* **TO BE DONE**
Write out all of the lines below, exactly and completely.

··········

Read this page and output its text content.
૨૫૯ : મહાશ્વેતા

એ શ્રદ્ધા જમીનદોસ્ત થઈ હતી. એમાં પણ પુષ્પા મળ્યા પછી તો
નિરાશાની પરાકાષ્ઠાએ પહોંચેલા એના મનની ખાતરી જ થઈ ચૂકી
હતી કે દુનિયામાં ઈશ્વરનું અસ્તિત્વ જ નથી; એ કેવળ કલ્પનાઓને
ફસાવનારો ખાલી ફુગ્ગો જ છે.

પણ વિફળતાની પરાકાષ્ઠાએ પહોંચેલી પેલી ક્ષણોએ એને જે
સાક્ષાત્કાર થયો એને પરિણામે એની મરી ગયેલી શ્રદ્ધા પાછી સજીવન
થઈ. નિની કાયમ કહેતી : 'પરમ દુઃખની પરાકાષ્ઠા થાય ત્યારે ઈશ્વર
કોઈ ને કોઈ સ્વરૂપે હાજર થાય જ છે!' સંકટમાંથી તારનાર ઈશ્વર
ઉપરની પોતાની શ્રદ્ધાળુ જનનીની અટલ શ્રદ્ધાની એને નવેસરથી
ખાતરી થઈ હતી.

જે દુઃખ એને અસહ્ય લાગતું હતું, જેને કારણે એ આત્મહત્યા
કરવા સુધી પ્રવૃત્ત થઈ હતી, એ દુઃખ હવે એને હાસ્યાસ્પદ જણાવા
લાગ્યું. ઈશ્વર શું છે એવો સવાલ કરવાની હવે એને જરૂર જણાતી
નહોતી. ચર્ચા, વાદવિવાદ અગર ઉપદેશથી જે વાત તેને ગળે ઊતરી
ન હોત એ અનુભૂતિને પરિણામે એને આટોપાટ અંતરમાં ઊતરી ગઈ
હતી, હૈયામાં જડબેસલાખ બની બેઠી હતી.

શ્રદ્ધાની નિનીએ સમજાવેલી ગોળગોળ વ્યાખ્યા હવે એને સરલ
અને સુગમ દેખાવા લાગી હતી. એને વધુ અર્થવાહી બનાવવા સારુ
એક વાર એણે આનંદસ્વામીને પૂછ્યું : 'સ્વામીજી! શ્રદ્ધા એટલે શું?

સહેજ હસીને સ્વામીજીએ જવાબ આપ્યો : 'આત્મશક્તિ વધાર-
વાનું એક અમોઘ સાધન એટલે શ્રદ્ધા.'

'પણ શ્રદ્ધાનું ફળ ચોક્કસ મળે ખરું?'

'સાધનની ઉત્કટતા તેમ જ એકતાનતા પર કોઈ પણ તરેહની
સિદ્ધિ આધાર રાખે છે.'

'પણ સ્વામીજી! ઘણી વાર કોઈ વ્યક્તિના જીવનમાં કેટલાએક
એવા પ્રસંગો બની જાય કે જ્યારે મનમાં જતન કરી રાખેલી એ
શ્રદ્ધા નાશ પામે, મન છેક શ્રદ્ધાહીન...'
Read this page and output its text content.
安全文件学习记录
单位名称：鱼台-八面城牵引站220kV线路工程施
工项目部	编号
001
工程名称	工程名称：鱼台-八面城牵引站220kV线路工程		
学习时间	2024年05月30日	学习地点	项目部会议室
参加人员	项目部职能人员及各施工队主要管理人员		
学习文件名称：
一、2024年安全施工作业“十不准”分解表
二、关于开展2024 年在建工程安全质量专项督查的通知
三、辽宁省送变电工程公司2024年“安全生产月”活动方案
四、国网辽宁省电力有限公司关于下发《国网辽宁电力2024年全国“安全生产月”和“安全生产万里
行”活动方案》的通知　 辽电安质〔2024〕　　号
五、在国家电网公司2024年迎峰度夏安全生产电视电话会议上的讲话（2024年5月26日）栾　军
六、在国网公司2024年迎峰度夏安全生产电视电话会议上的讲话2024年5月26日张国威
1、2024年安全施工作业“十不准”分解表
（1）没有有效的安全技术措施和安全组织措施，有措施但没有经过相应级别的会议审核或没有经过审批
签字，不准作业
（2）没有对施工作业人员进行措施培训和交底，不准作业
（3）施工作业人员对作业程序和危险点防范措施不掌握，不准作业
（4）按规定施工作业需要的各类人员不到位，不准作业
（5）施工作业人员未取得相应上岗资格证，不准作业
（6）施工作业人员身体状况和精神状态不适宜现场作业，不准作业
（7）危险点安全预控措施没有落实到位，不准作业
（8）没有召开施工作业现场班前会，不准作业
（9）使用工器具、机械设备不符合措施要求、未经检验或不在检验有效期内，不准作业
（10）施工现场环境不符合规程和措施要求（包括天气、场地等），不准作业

··········

* **SOLUTION TO THE PROBLEM**
Read this page and output its text content.
૨૫૯ : મહાશ્વેતા

એ શ્રદ્ધા જમીનદોસ્ત થઈ હતી. એમાં પણ પુષ્પા મળ્યા પછી તો
નિરાશાની પરાકાષ્ઠાએ પહોંચેલા એના મનની ખાતરી જ થઈ ચૂકી
હતી કે દુનિયામાં ઈશ્વરનું અસ્તિત્વ જ નથી; એ કેવળ કલ્પનાઓને
ફસાવનારો ખાલી ફુગ્ગો જ છે.

પણ વિફળતાની પરાકાષ્ઠાએ પહોંચેલી પેલી ક્ષણોએ એને જે
સાક્ષાત્કાર થયો એને પરિણામે એની મરી ગયેલી શ્રદ્ધા પાછી સજીવન
થઈ. નિની કાયમ કહેતી : 'પરમ દુઃખની પરાકાષ્ઠા થાય ત્યારે ઈશ્વર
કોઈ ને કોઈ સ્વરૂપે હાજર થાય જ છે!' સંકટમાંથી તારનાર ઈશ્વર
ઉપરની પોતાની શ્રદ્ધાળુ જનનીની અટલ શ્રદ્ધાની એને નવેસરથી
ખાતરી થઈ હતી.

જે દુઃખ એને અસહ્ય લાગતું હતું, જેને કારણે એ આત્મહત્યા
કરવા સુધી પ્રવૃત્ત થઈ હતી, એ દુઃખ હવે એને હાસ્યાસ્પદ જણાવા
લાગ્યું. ઈશ્વર શું છે એવો સવાલ કરવાની હવે એને જરૂર જણાતી
નહોતી. ચર્ચા, વાદવિવાદ અગર ઉપદેશથી જે વાત તેને ગળે ઊતરી
ન હોત એ અનુભૂતિને પરિણામે એને આટોપાટ અંતરમાં ઊતરી ગઈ
હતી, હૈયામાં જડબેસલાખ બની બેઠી હતી.

શ્રદ્ધાની નિનીએ સમજાવેલી ગોળગોળ વ્યાખ્યા હવે એને સરલ
અને સુગમ દેખાવા લાગી હતી. એને વધુ અર્થવાહી બનાવવા સારુ
એક વાર એણે આનંદસ્વામીને પૂછ્યું : 'સ્વામીજી! શ્રદ્ધા એટલે શું?

સહેજ હસીને સ્વામીજીએ જવાબ આપ્યો : 'આત્મશક્તિ વધાર-
વાનું એક અમોઘ સાધન એટલે શ્રદ્ધા.'

'પણ શ્રદ્ધાનું ફળ ચોક્કસ મળે ખરું?'

'સાધનની ઉત્કટતા તેમ જ એકતાનતા પર કોઈ પણ તરેહની
સિદ્ધિ આધાર રાખે છે.'

'પણ સ્વામીજી! ઘણી વાર કોઈ વ્યક્તિના જીવનમાં કેટલાએક
એવા પ્રસંગો બની જાય કે જ્યારે મનમાં જતન કરી રાખેલી એ
શ્રદ્ધા નાશ પામે, મન છેક શ્રદ્ધાહીન...'
Read this page and output its text content.
安全文件学习记录
单位名称：鱼台-八面城牵引站220kV线路工程施
工项目部	编号
001
工程名称	工程名称：鱼台-八面城牵引站220kV线路工程		
学习时间	2024年05月30日	学习地点	项目部会议室
参加人员	项目部职能人员及各施工队主要管理人员		
学习文件名称：
一、2024年安全施工作业“十不准”分解表
二、关于开展2024 年在建工程安全质量专项督查的通知
三、辽宁省送变电工程公司2024年“安全生产月”活动方案
四、国网辽宁省电力有限公司关于下发《国网辽宁电力2024年全国“安全生产月”和“安全生产万里
行”活动方案》的通知　 辽电安质〔2024〕　　号
五、在国家电网公司2024年迎峰度夏安全生产电视电话会议上的讲话（2024年5月26日）栾　军
六、在国网公司2024年迎峰度夏安全生产电视电话会议上的讲话2024年5月26日张国威
1、2024年安全施工作业“十不准”分解表
（1）没有有效的安全技术措施和安全组织措施，有措施但没有经过相应级别的会议审核或没有经过审批
签字，不准作业
（2）没有对施工作业人员进行措施培训和交底，不准作业
（3）施工作业人员对作业程序和危险点防范措施不掌握，不准作业
（4）按规定施工作业需要的各类人员不到位，不准作业
（5）施工作业人员未取得相应上岗资格证，不准作业
（6）施工作业人员身体状况和精神状态不适宜现场作业，不准作业
（7）危险点安全预控措施没有落实到位，不准作业
（8）没有召开施工作业现场班前会，不准作业
（9）使用工器具、机械设备不符合措施要求、未经检验或不在检验有效期内，不准作业
（10）施工现场环境不符合规程和措施要求（包括天气、场地等），不准作业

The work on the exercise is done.